> [Task instructions]:
Set every record down verbatim and omit the pictures.

════════════════

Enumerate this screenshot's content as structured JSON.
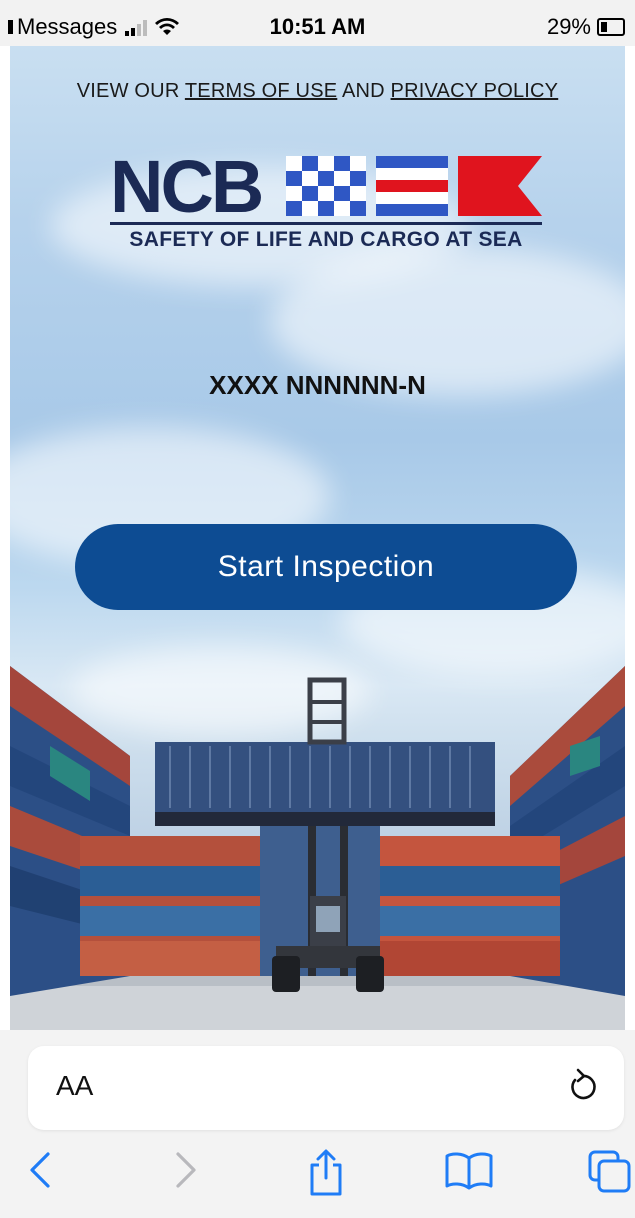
{
  "status_bar": {
    "back_app": "Messages",
    "time": "10:51 AM",
    "battery": "29%",
    "battery_level": 0.29
  },
  "page": {
    "terms_prefix": "VIEW OUR",
    "terms_link": "TERMS OF USE",
    "terms_and": "AND",
    "privacy_link": "PRIVACY POLICY",
    "logo_text": "NCB",
    "logo_tagline": "SAFETY OF LIFE AND CARGO AT SEA",
    "container_code": "XXXX NNNNNN-N",
    "start_button": "Start Inspection"
  },
  "browser": {
    "text_size_label": "AA",
    "icons": [
      "back-icon",
      "forward-icon",
      "share-icon",
      "bookmarks-icon",
      "tabs-icon",
      "reload-icon"
    ]
  },
  "colors": {
    "brand_navy": "#1b2a55",
    "button_blue": "#0d4c93",
    "flag_red": "#e0141e",
    "ios_blue": "#1f7cf6"
  }
}
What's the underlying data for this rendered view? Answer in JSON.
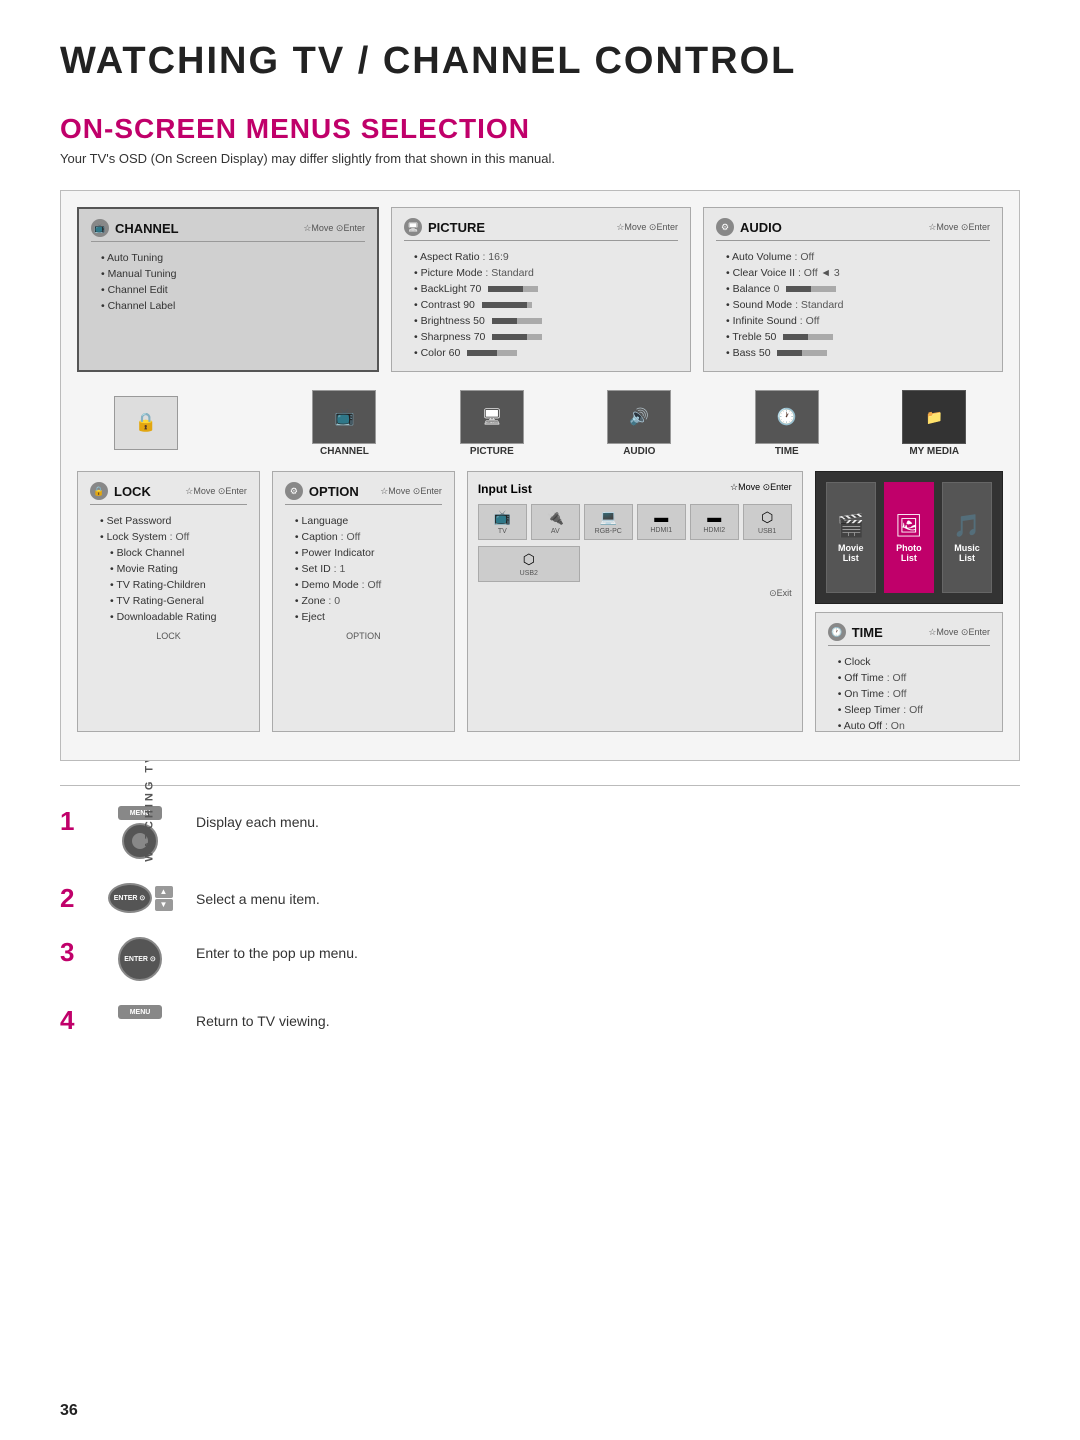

════════════════

> [Exercise solution]:
Enumerate this screenshot's content as structured JSON.
{
  "status_bar": {
    "back_app": "Messages",
    "time": "10:51 AM",
    "battery": "29%",
    "battery_level": 0.29
  },
  "page": {
    "terms_prefix": "VIEW OUR",
    "terms_link": "TERMS OF USE",
    "terms_and": "AND",
    "privacy_link": "PRIVACY POLICY",
    "logo_text": "NCB",
    "logo_tagline": "SAFETY OF LIFE AND CARGO AT SEA",
    "container_code": "XXXX NNNNNN-N",
    "start_button": "Start Inspection"
  },
  "browser": {
    "text_size_label": "AA",
    "icons": [
      "back-icon",
      "forward-icon",
      "share-icon",
      "bookmarks-icon",
      "tabs-icon",
      "reload-icon"
    ]
  },
  "colors": {
    "brand_navy": "#1b2a55",
    "button_blue": "#0d4c93",
    "flag_red": "#e0141e",
    "ios_blue": "#1f7cf6"
  }
}
What's the underlying data for this rendered view? Answer in JSON.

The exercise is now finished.